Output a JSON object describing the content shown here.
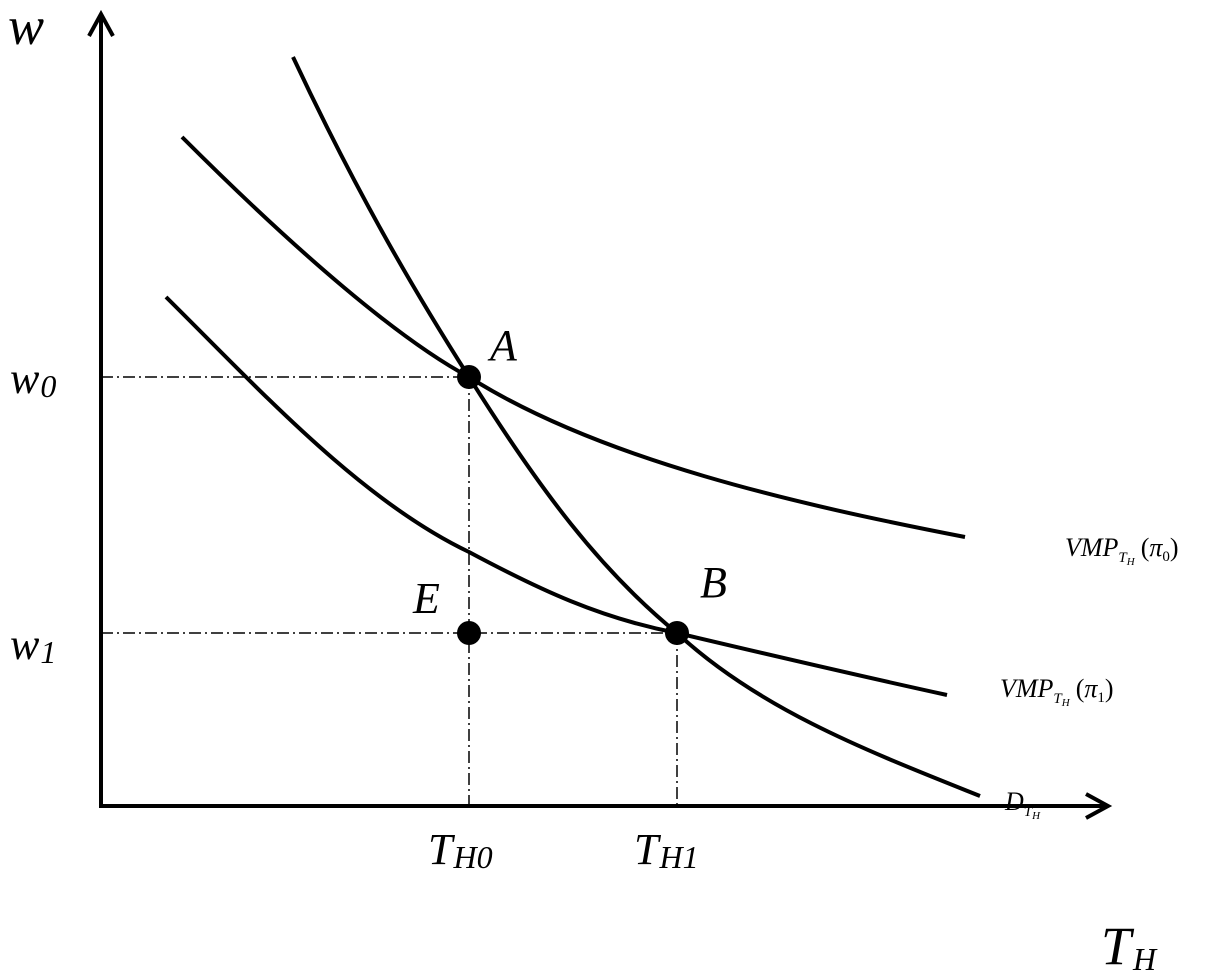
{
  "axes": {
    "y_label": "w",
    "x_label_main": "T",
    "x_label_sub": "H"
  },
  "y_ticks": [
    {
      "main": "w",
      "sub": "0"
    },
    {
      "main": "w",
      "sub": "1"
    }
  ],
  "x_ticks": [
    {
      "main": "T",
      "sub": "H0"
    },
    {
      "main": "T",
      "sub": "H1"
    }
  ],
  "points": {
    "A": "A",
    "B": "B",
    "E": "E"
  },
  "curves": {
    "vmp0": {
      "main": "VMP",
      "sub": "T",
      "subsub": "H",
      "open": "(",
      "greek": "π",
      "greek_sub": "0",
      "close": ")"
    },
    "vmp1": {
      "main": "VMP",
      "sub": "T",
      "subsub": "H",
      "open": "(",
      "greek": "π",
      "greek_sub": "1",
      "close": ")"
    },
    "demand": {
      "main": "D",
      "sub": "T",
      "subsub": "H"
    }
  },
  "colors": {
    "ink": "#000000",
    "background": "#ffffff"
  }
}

> _SHORT EXERCISE_
Reproduce every line above as written, skipping pictures.

> _RESPONSE TO THE TASK_
Output a JSON object describing the content shown here.
{
  "axes": {
    "y_label": "w",
    "x_label_main": "T",
    "x_label_sub": "H"
  },
  "y_ticks": [
    {
      "main": "w",
      "sub": "0"
    },
    {
      "main": "w",
      "sub": "1"
    }
  ],
  "x_ticks": [
    {
      "main": "T",
      "sub": "H0"
    },
    {
      "main": "T",
      "sub": "H1"
    }
  ],
  "points": {
    "A": "A",
    "B": "B",
    "E": "E"
  },
  "curves": {
    "vmp0": {
      "main": "VMP",
      "sub": "T",
      "subsub": "H",
      "open": "(",
      "greek": "π",
      "greek_sub": "0",
      "close": ")"
    },
    "vmp1": {
      "main": "VMP",
      "sub": "T",
      "subsub": "H",
      "open": "(",
      "greek": "π",
      "greek_sub": "1",
      "close": ")"
    },
    "demand": {
      "main": "D",
      "sub": "T",
      "subsub": "H"
    }
  },
  "colors": {
    "ink": "#000000",
    "background": "#ffffff"
  }
}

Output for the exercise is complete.